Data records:
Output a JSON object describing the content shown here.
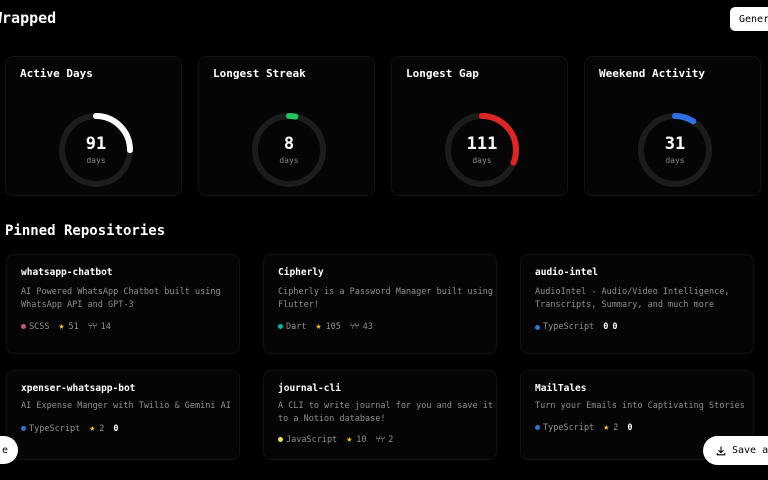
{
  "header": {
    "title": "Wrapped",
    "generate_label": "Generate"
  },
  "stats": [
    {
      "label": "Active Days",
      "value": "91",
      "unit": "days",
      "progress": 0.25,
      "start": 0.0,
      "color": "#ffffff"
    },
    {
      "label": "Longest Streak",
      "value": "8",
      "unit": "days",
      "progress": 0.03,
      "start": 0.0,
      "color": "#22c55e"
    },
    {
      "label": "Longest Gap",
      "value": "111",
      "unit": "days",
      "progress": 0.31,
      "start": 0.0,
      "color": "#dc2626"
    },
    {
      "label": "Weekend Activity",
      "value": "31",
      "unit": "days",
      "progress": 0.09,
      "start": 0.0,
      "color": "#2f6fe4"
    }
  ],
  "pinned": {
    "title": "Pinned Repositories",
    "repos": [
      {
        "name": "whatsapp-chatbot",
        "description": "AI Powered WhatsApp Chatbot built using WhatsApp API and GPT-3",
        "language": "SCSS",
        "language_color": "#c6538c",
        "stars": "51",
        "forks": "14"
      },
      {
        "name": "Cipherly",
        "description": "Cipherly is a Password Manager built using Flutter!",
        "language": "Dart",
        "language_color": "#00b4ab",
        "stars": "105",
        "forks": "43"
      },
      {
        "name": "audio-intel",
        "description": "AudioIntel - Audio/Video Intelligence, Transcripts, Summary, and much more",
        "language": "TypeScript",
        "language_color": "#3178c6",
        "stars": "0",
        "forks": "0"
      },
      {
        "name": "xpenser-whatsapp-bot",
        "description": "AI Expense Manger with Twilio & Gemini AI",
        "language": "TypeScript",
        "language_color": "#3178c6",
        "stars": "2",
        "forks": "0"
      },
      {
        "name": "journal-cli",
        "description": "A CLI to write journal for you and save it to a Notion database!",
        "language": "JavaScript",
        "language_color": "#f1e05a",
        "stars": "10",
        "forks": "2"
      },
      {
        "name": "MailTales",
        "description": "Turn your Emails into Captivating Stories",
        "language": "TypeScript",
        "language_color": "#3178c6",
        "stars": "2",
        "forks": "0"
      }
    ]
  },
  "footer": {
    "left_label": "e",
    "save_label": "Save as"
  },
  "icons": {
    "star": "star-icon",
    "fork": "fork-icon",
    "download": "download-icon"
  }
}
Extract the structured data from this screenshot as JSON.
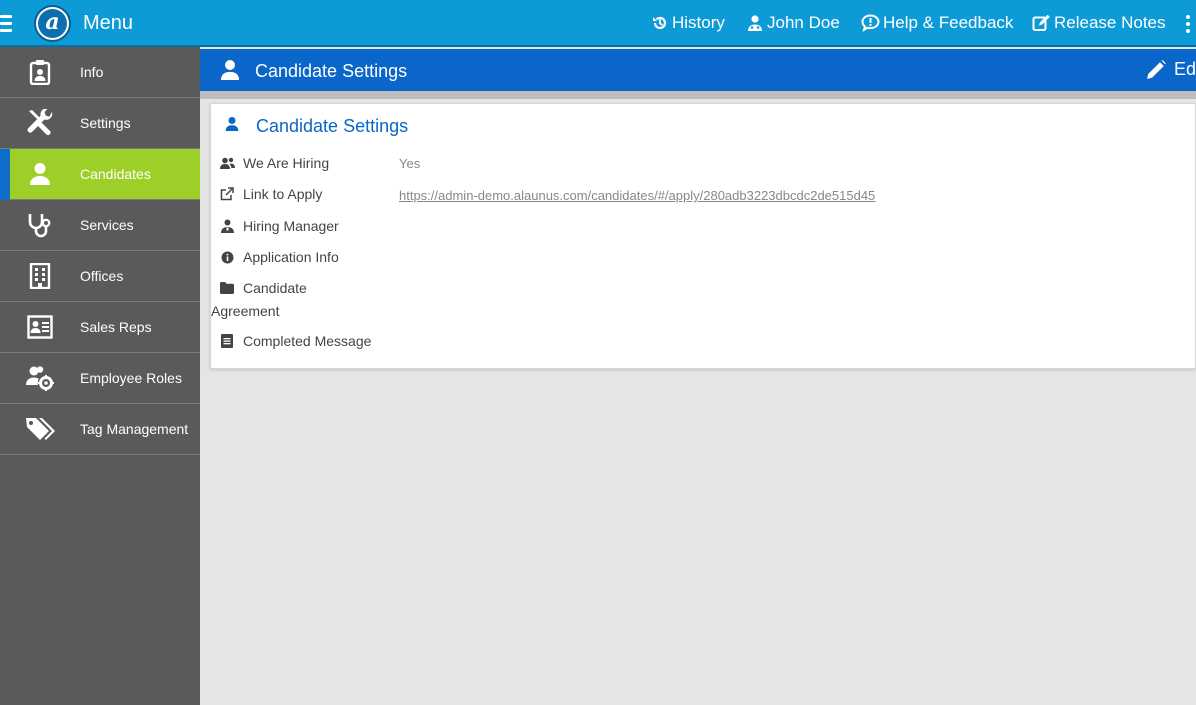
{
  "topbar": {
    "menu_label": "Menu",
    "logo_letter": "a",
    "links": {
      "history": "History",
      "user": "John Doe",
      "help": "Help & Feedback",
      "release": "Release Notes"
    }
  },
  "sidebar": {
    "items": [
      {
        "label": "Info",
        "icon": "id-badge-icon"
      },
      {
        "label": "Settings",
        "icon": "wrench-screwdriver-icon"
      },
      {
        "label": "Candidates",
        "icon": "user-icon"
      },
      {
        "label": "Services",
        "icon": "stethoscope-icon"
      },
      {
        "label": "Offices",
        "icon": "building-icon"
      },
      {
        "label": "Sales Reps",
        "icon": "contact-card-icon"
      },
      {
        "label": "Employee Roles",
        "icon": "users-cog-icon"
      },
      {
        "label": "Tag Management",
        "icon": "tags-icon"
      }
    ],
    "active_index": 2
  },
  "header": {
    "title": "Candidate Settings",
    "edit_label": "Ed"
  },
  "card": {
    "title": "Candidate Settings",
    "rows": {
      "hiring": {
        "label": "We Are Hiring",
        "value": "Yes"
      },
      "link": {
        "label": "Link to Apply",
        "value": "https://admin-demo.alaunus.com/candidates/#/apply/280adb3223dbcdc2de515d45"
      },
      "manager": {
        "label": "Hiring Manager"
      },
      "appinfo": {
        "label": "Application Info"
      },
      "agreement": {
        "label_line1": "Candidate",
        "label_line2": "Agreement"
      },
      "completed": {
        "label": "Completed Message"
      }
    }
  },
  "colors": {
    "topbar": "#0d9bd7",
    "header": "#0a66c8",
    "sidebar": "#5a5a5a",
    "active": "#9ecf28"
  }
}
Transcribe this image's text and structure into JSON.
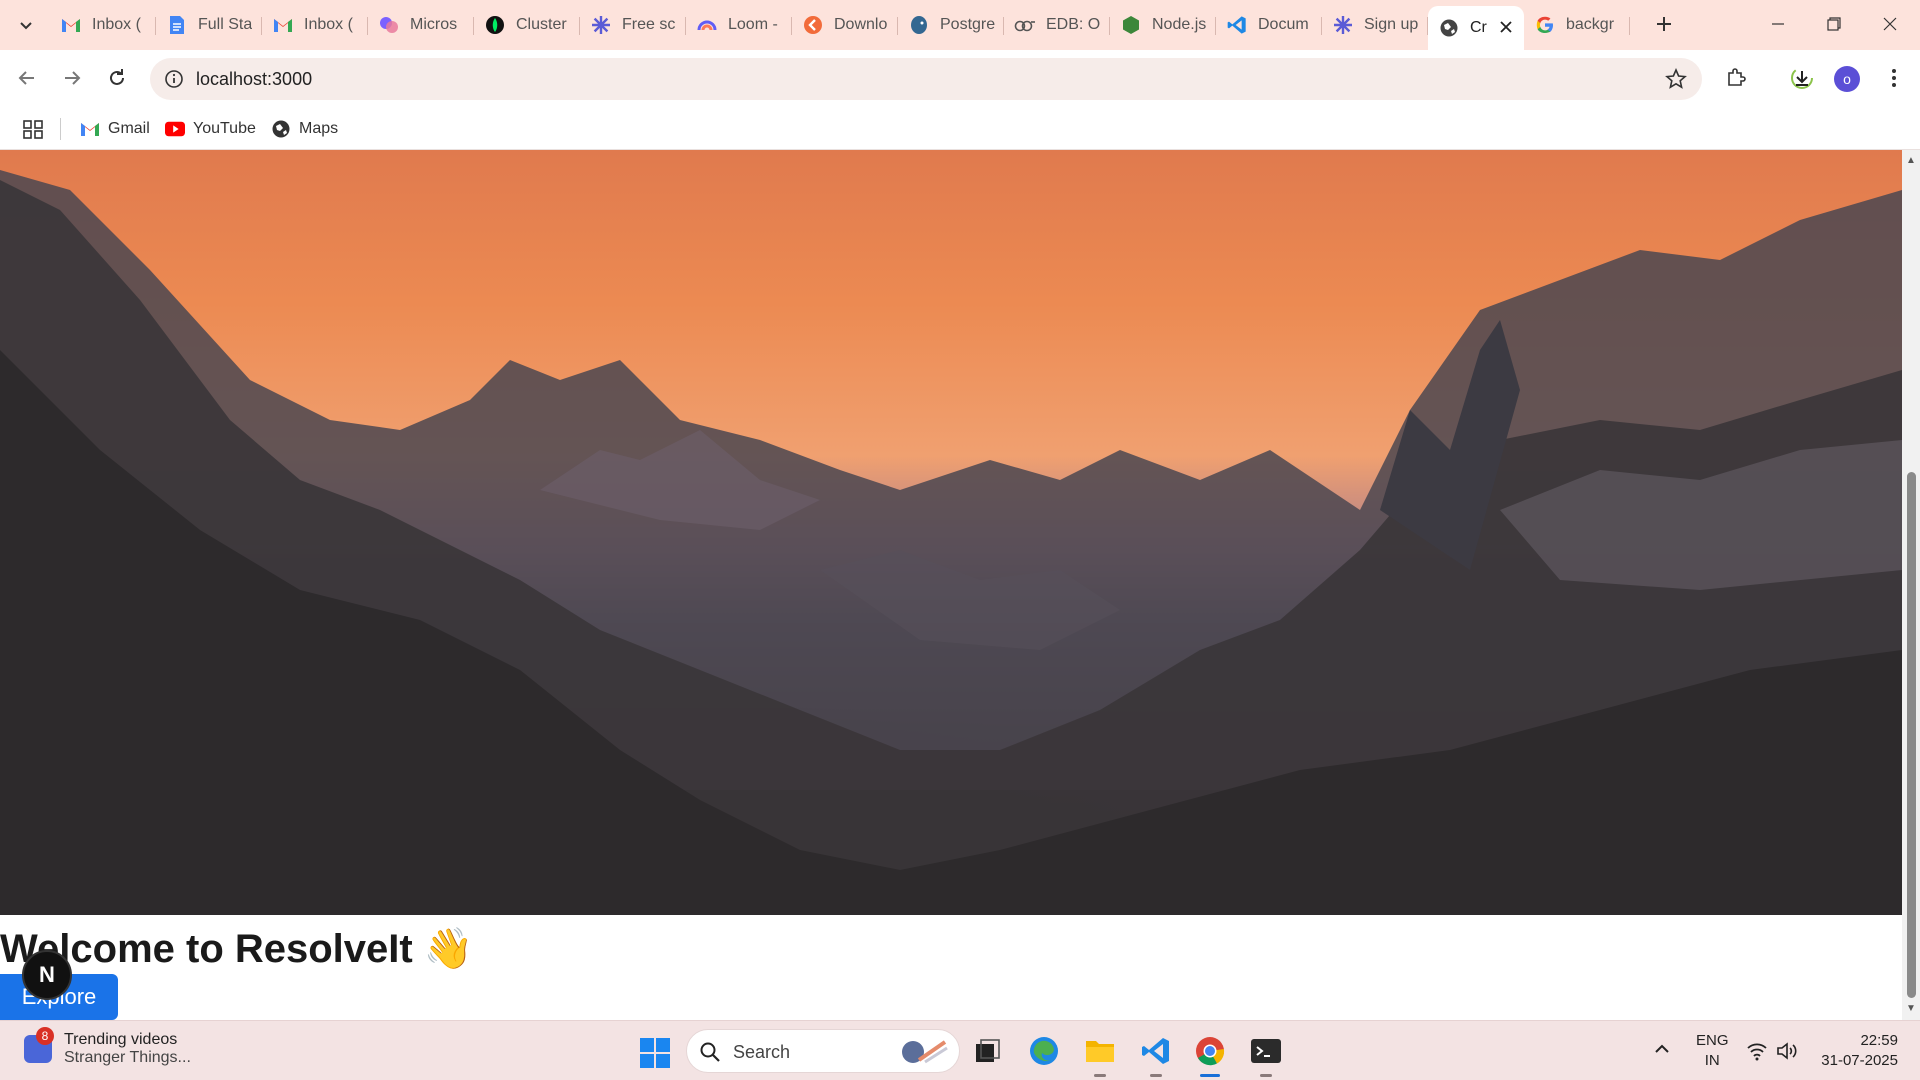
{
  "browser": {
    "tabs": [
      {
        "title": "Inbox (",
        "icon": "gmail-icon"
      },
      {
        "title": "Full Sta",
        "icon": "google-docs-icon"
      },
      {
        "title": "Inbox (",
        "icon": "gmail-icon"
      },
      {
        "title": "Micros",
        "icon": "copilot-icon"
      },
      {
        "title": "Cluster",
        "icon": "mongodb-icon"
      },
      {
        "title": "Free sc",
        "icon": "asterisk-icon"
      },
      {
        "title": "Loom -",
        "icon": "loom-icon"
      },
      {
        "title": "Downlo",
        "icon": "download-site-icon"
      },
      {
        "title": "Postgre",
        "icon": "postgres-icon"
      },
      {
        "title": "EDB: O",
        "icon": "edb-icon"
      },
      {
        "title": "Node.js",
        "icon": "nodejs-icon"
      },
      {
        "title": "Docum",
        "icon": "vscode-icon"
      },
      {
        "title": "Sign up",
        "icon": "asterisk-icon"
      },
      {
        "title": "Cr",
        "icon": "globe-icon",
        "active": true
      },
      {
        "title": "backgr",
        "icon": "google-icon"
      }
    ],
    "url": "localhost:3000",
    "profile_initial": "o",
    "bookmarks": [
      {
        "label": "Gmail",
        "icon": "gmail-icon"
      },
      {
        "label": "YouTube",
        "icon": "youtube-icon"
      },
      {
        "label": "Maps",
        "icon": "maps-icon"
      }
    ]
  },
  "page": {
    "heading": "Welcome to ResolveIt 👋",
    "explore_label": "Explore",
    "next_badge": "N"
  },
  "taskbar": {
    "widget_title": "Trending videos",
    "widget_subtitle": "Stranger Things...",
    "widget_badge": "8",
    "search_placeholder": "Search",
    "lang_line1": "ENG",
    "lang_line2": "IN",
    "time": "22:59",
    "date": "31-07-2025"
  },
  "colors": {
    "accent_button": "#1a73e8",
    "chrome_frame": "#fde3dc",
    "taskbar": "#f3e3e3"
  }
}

--

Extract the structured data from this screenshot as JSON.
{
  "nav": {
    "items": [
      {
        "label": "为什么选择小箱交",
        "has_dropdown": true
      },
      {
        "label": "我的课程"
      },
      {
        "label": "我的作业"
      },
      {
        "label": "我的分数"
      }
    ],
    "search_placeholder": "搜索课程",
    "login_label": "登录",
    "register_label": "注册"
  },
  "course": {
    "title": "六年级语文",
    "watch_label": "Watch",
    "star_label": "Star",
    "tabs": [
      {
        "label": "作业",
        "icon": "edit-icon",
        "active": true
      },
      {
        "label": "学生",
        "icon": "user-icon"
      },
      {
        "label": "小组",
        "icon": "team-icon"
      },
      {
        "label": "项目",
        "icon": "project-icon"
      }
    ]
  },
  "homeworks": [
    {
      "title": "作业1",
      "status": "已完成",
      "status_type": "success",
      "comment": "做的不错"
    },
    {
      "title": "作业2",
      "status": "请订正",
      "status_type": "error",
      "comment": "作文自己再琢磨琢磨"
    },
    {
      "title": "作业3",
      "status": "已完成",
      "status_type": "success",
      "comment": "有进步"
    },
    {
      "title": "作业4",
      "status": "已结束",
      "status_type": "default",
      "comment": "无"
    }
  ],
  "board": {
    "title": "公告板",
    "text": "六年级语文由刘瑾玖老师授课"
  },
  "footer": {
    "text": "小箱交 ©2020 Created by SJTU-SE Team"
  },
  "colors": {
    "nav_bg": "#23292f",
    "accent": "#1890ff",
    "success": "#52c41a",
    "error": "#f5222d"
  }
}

Do this: Above are the records; copy every line in them that holds the word "comment".

Written answer:
      "comment": "做的不错"
      "comment": "作文自己再琢磨琢磨"
      "comment": "有进步"
      "comment": "无"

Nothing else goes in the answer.